▶ What needs to be done: All entries are to be given again verbatim.

** START OF Supplied data **

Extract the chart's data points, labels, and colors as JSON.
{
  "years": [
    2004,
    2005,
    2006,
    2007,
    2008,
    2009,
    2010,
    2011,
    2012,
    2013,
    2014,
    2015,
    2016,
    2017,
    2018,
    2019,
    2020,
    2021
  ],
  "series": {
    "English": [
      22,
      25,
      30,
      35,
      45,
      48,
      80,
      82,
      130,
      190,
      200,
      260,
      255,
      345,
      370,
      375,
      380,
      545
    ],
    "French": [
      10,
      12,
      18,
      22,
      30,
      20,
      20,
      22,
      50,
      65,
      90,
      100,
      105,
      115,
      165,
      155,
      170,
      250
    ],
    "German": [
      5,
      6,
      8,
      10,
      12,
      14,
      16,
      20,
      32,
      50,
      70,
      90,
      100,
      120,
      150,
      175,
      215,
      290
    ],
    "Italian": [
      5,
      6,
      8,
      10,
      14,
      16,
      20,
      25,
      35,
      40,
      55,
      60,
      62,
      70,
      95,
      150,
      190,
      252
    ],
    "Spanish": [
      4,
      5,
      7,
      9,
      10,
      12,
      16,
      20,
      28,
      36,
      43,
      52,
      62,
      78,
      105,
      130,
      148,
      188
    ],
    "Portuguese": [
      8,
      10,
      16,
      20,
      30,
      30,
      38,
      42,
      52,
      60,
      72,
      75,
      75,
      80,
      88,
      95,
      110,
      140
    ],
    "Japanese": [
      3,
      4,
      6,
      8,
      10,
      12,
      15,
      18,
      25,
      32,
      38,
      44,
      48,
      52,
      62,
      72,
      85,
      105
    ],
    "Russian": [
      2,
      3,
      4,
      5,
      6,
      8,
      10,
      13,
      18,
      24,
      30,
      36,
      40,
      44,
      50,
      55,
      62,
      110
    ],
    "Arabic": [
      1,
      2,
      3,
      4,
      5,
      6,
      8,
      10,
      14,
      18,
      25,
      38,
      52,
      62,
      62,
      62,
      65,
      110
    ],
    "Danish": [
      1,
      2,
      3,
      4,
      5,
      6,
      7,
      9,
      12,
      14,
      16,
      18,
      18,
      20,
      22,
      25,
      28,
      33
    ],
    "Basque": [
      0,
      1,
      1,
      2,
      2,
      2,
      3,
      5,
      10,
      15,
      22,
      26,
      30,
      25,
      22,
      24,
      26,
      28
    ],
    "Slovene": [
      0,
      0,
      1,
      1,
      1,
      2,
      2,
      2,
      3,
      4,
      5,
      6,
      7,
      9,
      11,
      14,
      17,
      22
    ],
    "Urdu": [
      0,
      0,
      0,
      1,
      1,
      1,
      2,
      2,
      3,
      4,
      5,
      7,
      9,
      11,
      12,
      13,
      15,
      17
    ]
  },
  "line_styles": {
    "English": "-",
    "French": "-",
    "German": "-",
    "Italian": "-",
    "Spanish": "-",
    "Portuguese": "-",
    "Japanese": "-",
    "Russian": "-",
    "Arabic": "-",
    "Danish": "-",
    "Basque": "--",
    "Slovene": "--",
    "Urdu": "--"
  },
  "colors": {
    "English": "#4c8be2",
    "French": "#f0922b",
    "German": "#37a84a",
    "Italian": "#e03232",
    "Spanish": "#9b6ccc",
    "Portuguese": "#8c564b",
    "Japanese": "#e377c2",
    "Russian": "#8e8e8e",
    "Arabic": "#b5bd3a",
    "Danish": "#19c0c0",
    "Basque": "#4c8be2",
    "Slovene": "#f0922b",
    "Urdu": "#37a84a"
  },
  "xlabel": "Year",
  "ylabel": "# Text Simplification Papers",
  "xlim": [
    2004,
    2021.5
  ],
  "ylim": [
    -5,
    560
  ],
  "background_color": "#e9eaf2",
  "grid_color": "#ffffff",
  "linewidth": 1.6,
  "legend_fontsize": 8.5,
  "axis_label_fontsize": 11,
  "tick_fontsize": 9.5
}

** END OF Supplied data **

▶ Final answer:
Extract the chart's data points, labels, and colors as JSON.
{
  "years": [
    2004,
    2005,
    2006,
    2007,
    2008,
    2009,
    2010,
    2011,
    2012,
    2013,
    2014,
    2015,
    2016,
    2017,
    2018,
    2019,
    2020,
    2021
  ],
  "series": {
    "English": [
      22,
      25,
      30,
      35,
      45,
      48,
      80,
      82,
      130,
      190,
      200,
      260,
      255,
      345,
      370,
      375,
      380,
      545
    ],
    "French": [
      10,
      12,
      18,
      22,
      30,
      20,
      20,
      22,
      50,
      65,
      90,
      100,
      105,
      115,
      165,
      155,
      170,
      250
    ],
    "German": [
      5,
      6,
      8,
      10,
      12,
      14,
      16,
      20,
      32,
      50,
      70,
      90,
      100,
      120,
      150,
      175,
      215,
      290
    ],
    "Italian": [
      5,
      6,
      8,
      10,
      14,
      16,
      20,
      25,
      35,
      40,
      55,
      60,
      62,
      70,
      95,
      150,
      190,
      252
    ],
    "Spanish": [
      4,
      5,
      7,
      9,
      10,
      12,
      16,
      20,
      28,
      36,
      43,
      52,
      62,
      78,
      105,
      130,
      148,
      188
    ],
    "Portuguese": [
      8,
      10,
      16,
      20,
      30,
      30,
      38,
      42,
      52,
      60,
      72,
      75,
      75,
      80,
      88,
      95,
      110,
      140
    ],
    "Japanese": [
      3,
      4,
      6,
      8,
      10,
      12,
      15,
      18,
      25,
      32,
      38,
      44,
      48,
      52,
      62,
      72,
      85,
      105
    ],
    "Russian": [
      2,
      3,
      4,
      5,
      6,
      8,
      10,
      13,
      18,
      24,
      30,
      36,
      40,
      44,
      50,
      55,
      62,
      110
    ],
    "Arabic": [
      1,
      2,
      3,
      4,
      5,
      6,
      8,
      10,
      14,
      18,
      25,
      38,
      52,
      62,
      62,
      62,
      65,
      110
    ],
    "Danish": [
      1,
      2,
      3,
      4,
      5,
      6,
      7,
      9,
      12,
      14,
      16,
      18,
      18,
      20,
      22,
      25,
      28,
      33
    ],
    "Basque": [
      0,
      1,
      1,
      2,
      2,
      2,
      3,
      5,
      10,
      15,
      22,
      26,
      30,
      25,
      22,
      24,
      26,
      28
    ],
    "Slovene": [
      0,
      0,
      1,
      1,
      1,
      2,
      2,
      2,
      3,
      4,
      5,
      6,
      7,
      9,
      11,
      14,
      17,
      22
    ],
    "Urdu": [
      0,
      0,
      0,
      1,
      1,
      1,
      2,
      2,
      3,
      4,
      5,
      7,
      9,
      11,
      12,
      13,
      15,
      17
    ]
  },
  "line_styles": {
    "English": "-",
    "French": "-",
    "German": "-",
    "Italian": "-",
    "Spanish": "-",
    "Portuguese": "-",
    "Japanese": "-",
    "Russian": "-",
    "Arabic": "-",
    "Danish": "-",
    "Basque": "--",
    "Slovene": "--",
    "Urdu": "--"
  },
  "colors": {
    "English": "#4c8be2",
    "French": "#f0922b",
    "German": "#37a84a",
    "Italian": "#e03232",
    "Spanish": "#9b6ccc",
    "Portuguese": "#8c564b",
    "Japanese": "#e377c2",
    "Russian": "#8e8e8e",
    "Arabic": "#b5bd3a",
    "Danish": "#19c0c0",
    "Basque": "#4c8be2",
    "Slovene": "#f0922b",
    "Urdu": "#37a84a"
  },
  "xlabel": "Year",
  "ylabel": "# Text Simplification Papers",
  "xlim": [
    2004,
    2021.5
  ],
  "ylim": [
    -5,
    560
  ],
  "background_color": "#e9eaf2",
  "grid_color": "#ffffff",
  "linewidth": 1.6,
  "legend_fontsize": 8.5,
  "axis_label_fontsize": 11,
  "tick_fontsize": 9.5
}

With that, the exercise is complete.